Problem description: "способствовать" appears in how many lines of the entries? State only the number.
-- Begin --
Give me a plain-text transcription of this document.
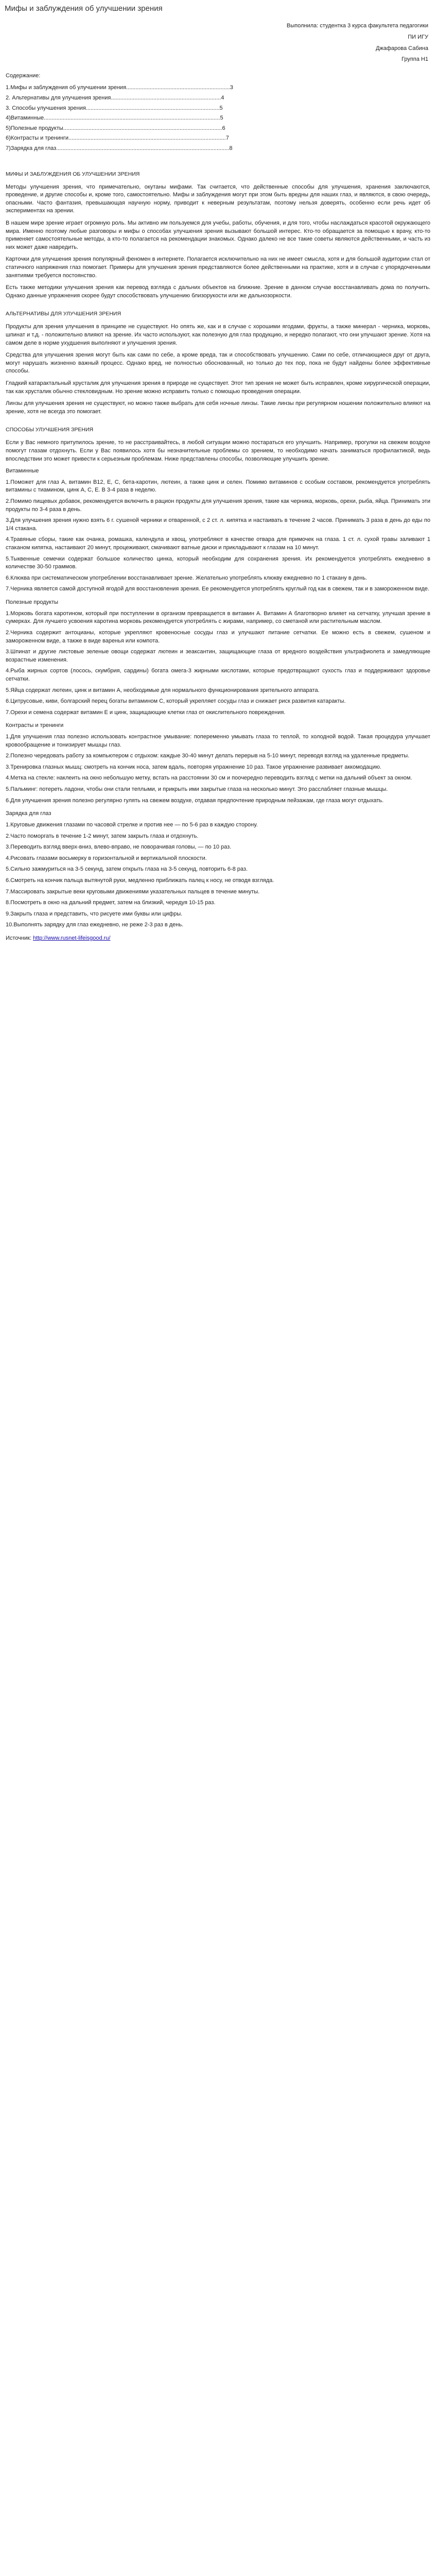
Мифы и заблуждения об улучшении зрения
Выполнила: студентка 3 курса факультета педагогики
ПИ ИГУ
Джафарова Сабина
Группа Н1
Содержание:
1.Мифы и заблуждения об улучшении зрения..................................................................3
2. Альтернативы для улучшения зрения......................................................................4
3. Способы улучшения зрения.....................................................................................5
4)Витаминные................................................................................................................5
5)Полезные продукты.....................................................................................................6
6)Контрасты и тренинги....................................................................................................7
7)Зарядка для глаз..............................................................................................................8
МИФЫ И ЗАБЛУЖДЕНИЯ ОБ УЛУЧШЕНИИ ЗРЕНИЯ

Методы улучшения зрения, что примечательно, окутаны мифами. Так считается, что действенные способы для улучшения, хранения заключаются, проведение, и другие способы и, кроме того, самостоятельно. Мифы и заблуждения могут при этом быть вредны для наших глаз, и являются, в свою очередь, опасными. Часто фантазия, превышающая научную норму, приводит к неверным результатам, поэтому нельзя доверять, особенно если речь идет об экспериментах на зрении.

В нашем мире зрение играет огромную роль. Мы активно им пользуемся для учебы, работы, обучения, и для того, чтобы наслаждаться красотой окружающего мира. Именно поэтому любые разговоры и мифы о способах улучшения зрения вызывают большой интерес. Кто-то обращается за помощью к врачу, кто-то применяет самостоятельные методы, а кто-то полагается на рекомендации знакомых. Однако далеко не все такие советы являются действенными, и часть из них может даже навредить.

Карточки для улучшения зрения популярный феномен в интернете. Полагается исключительно на них не имеет смысла, хотя и для большой аудитории стал от статичного напряжения глаз помогает. Примеры для улучшения зрения представляются более действенными на практике, хотя и в случае с упорядоченными занятиями требуется постоянство.

Есть также методики улучшения зрения как перевод взгляда с дальних объектов на ближние. Зрение в данном случае восстанавливать дома по получить. Однако данные упражнения скорее будут способствовать улучшению близорукости или же дальнозоркости.

АЛЬТЕРНАТИВЫ ДЛЯ УЛУЧШЕНИЯ ЗРЕНИЯ

Продукты для зрения улучшения в принципе не существуют. Но опять же, как и в случае с хорошими ягодами, фрукты, а также минерал - черника, морковь, шпинат и т.д. - положительно влияют на зрение. Их часто используют, как полезную для глаз продукцию, и нередко полагают, что они улучшают зрение. Хотя на самом деле в норме ухудшения выполняют и улучшения зрения.

Средства для улучшения зрения могут быть как сами по себе, а кроме вреда, так и способствовать улучшению. Сами по себе, отличающиеся друг от друга, могут нарушать жизненно важный процесс. Однако вред, не полностью обоснованный, но только до тех пор, пока не будут найдены более эффективные способы.

Гладкий катарактальный хрусталик для улучшения зрения в природе не существует. Этот тип зрения не может быть исправлен, кроме хирургической операции, так как хрусталик обычно стекловидным. Но зрение можно исправить только с помощью проведения операции.

Линзы для улучшения зрения не существуют, но можно также выбрать для себя ночные линзы. Такие линзы при регулярном ношении положительно влияют на зрение, хотя не всегда это помогает.

СПОСОБЫ УЛУЧШЕНИЯ ЗРЕНИЯ

Если у Вас немного притупилось зрение, то не расстраивайтесь, в любой ситуации можно постараться его улучшить. Например, прогулки на свежем воздухе помогут глазам отдохнуть. Если у Вас появилось хотя бы незначительные проблемы со зрением, то необходимо начать заниматься профилактикой, ведь впоследствии это может привести к серьезным проблемам. Ниже представлены способы, позволяющие улучшить зрение.

Витаминные
1.Поможет для глаз A, витамин В12, Е, С, бета-каротин, лютеин, а также цинк и селен. Помимо витаминов с особым составом, рекомендуется употреблять витамины с тиамином, цинк А, С, Е. В 3-4 раза в неделю.
2.Помимо пищевых добавок, рекомендуется включить в рацион продукты для улучшения зрения, такие как черника, морковь, орехи, рыба, яйца. Принимать эти продукты по 3-4 раза в день.
3.Для улучшения зрения нужно взять 6 г. сушеной черники и отваренной, с 2 ст. л. кипятка и настаивать в течение 2 часов. Принимать 3 раза в день до еды по 1/4 стакана.
4.Травяные сборы, такие как очанка, ромашка, календула и хвощ, употребляют в качестве отвара для примочек на глаза. 1 ст. л. сухой травы заливают 1 стаканом кипятка, настаивают 20 минут, процеживают, смачивают ватные диски и прикладывают к глазам на 10 минут.
5.Тыквенные семечки содержат большое количество цинка, который необходим для сохранения зрения. Их рекомендуется употреблять ежедневно в количестве 30-50 граммов.
6.Клюква при систематическом употреблении восстанавливает зрение. Желательно употреблять клюкву ежедневно по 1 стакану в день.
7.Черника является самой доступной ягодой для восстановления зрения. Ее рекомендуется употреблять круглый год как в свежем, так и в замороженном виде.
Полезные продукты
1.Морковь богата каротином, который при поступлении в организм превращается в витамин А. Витамин А благотворно влияет на сетчатку, улучшая зрение в сумерках. Для лучшего усвоения каротина морковь рекомендуется употреблять с жирами, например, со сметаной или растительным маслом.
2.Черника содержит антоцианы, которые укрепляют кровеносные сосуды глаз и улучшают питание сетчатки. Ее можно есть в свежем, сушеном и замороженном виде, а также в виде варенья или компота.
3.Шпинат и другие листовые зеленые овощи содержат лютеин и зеаксантин, защищающие глаза от вредного воздействия ультрафиолета и замедляющие возрастные изменения.
4.Рыба жирных сортов (лосось, скумбрия, сардины) богата омега-3 жирными кислотами, которые предотвращают сухость глаз и поддерживают здоровье сетчатки.
5.Яйца содержат лютеин, цинк и витамин А, необходимые для нормального функционирования зрительного аппарата.
6.Цитрусовые, киви, болгарский перец богаты витамином С, который укрепляет сосуды глаз и снижает риск развития катаракты.
7.Орехи и семена содержат витамин Е и цинк, защищающие клетки глаз от окислительного повреждения.
Контрасты и тренинги
1.Для улучшения глаз полезно использовать контрастное умывание: попеременно умывать глаза то теплой, то холодной водой. Такая процедура улучшает кровообращение и тонизирует мышцы глаз.
2.Полезно чередовать работу за компьютером с отдыхом: каждые 30-40 минут делать перерыв на 5-10 минут, переводя взгляд на удаленные предметы.
3.Тренировка глазных мышц: смотреть на кончик носа, затем вдаль, повторяя упражнение 10 раз. Такое упражнение развивает аккомодацию.
4.Метка на стекле: наклеить на окно небольшую метку, встать на расстоянии 30 см и поочередно переводить взгляд с метки на дальний объект за окном.
5.Пальминг: потереть ладони, чтобы они стали теплыми, и прикрыть ими закрытые глаза на несколько минут. Это расслабляет глазные мышцы.
6.Для улучшения зрения полезно регулярно гулять на свежем воздухе, отдавая предпочтение природным пейзажам, где глаза могут отдыхать.
Зарядка для глаз
1.Круговые движения глазами по часовой стрелке и против нее — по 5-6 раз в каждую сторону.
2.Часто поморгать в течение 1-2 минут, затем закрыть глаза и отдохнуть.
3.Переводить взгляд вверх-вниз, влево-вправо, не поворачивая головы, — по 10 раз.
4.Рисовать глазами восьмерку в горизонтальной и вертикальной плоскости.
5.Сильно зажмуриться на 3-5 секунд, затем открыть глаза на 3-5 секунд, повторить 6-8 раз.
6.Смотреть на кончик пальца вытянутой руки, медленно приближать палец к носу, не отводя взгляда.
7.Массировать закрытые веки круговыми движениями указательных пальцев в течение минуты.
8.Посмотреть в окно на дальний предмет, затем на близкий, чередуя 10-15 раз.
9.Закрыть глаза и представить, что рисуете ими буквы или цифры.
10.Выполнять зарядку для глаз ежедневно, не реже 2-3 раз в день.
Источник: http://www.rusnet-lifeisgood.ru/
-- End --
Answer for the task: 2